begin Records for this task

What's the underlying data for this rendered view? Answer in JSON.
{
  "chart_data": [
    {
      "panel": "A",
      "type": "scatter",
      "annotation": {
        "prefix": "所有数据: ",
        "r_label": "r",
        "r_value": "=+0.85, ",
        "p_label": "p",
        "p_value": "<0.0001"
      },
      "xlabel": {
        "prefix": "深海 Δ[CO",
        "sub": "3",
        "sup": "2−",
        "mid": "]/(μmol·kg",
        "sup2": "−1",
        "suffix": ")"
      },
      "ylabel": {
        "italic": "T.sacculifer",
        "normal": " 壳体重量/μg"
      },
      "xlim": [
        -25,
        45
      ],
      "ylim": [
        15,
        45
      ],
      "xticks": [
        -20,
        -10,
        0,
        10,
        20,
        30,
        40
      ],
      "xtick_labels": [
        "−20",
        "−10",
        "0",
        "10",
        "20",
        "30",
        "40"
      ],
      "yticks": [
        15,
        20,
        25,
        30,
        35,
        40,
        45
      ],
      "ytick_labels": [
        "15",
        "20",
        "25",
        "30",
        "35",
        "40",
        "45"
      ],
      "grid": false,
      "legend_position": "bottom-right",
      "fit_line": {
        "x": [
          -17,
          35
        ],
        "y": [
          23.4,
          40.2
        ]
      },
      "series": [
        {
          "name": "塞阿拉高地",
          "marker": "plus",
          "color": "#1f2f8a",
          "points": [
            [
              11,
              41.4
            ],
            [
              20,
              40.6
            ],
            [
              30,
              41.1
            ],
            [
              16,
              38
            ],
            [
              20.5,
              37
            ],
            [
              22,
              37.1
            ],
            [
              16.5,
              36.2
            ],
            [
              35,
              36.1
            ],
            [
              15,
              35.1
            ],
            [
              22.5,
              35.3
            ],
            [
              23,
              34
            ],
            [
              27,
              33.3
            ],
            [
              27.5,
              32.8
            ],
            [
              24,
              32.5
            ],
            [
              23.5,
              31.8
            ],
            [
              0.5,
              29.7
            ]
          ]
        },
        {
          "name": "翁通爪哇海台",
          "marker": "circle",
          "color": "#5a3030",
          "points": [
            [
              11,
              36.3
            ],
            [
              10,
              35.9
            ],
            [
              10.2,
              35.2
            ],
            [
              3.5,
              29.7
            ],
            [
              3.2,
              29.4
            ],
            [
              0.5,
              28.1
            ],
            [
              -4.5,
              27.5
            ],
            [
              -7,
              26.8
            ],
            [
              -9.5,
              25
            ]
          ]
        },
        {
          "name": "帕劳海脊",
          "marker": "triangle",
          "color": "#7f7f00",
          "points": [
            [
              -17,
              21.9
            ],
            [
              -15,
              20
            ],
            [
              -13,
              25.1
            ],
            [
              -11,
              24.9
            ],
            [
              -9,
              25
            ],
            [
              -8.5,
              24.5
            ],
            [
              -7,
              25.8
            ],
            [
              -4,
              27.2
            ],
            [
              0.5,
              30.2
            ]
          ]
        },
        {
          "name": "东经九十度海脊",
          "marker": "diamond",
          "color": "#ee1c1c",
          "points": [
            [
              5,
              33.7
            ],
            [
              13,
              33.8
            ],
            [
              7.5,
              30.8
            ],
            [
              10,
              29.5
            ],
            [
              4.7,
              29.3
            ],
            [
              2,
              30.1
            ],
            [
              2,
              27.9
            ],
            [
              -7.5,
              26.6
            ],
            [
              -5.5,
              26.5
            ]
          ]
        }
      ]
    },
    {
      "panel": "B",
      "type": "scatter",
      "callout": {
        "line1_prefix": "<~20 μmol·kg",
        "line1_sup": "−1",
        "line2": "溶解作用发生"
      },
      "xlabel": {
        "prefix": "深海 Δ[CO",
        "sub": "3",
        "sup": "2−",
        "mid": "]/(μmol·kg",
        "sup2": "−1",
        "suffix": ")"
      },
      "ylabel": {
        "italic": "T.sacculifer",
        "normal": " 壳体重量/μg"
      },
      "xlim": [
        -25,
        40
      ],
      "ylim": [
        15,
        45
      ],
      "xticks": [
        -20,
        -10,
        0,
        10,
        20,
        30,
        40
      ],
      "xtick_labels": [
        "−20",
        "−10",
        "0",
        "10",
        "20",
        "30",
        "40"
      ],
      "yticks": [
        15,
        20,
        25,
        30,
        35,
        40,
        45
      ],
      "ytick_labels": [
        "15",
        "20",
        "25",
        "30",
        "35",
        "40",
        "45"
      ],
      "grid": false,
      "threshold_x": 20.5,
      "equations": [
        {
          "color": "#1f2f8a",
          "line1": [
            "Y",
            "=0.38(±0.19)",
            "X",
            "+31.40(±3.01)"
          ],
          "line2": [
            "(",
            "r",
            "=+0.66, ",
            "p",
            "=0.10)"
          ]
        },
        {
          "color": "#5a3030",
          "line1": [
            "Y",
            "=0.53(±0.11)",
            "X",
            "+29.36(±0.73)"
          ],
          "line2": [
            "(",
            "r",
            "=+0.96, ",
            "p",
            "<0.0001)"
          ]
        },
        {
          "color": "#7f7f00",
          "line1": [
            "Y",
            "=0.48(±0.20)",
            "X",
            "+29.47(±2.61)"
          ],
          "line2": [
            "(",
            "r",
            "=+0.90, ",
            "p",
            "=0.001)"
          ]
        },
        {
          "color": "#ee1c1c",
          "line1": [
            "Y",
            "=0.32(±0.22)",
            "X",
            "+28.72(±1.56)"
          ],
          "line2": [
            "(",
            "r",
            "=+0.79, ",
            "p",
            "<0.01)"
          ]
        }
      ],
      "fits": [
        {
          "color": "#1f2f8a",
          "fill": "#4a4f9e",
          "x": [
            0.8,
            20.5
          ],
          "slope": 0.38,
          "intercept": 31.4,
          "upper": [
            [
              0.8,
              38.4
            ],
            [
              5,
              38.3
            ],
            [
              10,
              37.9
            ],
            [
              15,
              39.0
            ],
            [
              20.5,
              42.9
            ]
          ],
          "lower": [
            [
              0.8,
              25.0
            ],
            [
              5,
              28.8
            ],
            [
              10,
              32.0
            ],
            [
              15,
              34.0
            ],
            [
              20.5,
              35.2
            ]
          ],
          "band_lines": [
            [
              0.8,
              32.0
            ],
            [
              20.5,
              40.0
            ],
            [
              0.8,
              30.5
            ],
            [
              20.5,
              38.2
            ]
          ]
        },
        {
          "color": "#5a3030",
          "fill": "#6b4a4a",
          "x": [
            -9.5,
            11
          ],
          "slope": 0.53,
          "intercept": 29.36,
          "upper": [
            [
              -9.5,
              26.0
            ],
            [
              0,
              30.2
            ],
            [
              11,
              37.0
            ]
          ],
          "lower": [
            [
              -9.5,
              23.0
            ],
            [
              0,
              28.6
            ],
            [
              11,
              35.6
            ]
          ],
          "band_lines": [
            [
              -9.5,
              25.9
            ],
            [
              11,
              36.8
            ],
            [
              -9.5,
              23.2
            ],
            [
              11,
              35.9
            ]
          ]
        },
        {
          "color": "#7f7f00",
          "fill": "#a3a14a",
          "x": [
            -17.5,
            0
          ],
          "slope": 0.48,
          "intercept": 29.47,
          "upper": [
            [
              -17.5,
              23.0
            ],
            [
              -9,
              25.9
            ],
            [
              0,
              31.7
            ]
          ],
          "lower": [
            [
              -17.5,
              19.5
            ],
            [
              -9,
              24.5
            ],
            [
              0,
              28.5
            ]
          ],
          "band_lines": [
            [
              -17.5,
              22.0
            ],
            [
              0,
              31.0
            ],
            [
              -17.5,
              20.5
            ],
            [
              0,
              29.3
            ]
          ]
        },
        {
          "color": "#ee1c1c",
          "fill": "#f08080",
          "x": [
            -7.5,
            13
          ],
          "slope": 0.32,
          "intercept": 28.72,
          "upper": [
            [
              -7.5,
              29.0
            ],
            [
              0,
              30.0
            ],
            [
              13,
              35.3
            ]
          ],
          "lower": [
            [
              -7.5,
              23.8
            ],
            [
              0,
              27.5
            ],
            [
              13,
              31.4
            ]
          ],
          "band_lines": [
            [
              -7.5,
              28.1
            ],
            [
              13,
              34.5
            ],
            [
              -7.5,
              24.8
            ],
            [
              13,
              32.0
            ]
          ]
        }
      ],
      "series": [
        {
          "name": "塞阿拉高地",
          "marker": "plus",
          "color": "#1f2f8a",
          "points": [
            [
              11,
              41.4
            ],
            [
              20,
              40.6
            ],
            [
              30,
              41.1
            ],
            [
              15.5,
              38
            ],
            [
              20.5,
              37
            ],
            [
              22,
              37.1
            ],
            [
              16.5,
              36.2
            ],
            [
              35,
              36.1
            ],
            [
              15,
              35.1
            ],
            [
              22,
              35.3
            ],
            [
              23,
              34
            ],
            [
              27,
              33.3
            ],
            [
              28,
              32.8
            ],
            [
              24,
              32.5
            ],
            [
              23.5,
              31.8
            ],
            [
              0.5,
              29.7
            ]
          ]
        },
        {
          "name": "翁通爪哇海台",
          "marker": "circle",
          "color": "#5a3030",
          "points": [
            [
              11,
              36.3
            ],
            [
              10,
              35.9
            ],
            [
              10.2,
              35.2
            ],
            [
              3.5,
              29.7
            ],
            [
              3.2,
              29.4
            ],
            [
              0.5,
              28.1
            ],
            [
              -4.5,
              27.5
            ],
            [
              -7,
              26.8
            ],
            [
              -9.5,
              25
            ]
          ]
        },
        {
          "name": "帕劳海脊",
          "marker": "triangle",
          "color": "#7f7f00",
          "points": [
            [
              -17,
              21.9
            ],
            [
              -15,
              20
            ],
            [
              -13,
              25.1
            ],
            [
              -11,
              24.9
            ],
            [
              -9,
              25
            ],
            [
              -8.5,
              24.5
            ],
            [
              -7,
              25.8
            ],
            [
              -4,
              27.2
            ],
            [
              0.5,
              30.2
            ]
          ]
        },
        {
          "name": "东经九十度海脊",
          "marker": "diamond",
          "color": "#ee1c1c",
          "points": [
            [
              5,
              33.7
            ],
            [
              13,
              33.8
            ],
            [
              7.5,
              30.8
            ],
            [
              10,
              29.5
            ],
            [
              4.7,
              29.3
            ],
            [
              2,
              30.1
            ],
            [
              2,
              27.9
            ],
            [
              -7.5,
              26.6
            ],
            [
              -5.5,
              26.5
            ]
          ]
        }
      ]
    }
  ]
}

end Records for this task

### Task to complete
Your answer should be a single number: the count of lines in the entries that contain the word "slope".

### Full answer
4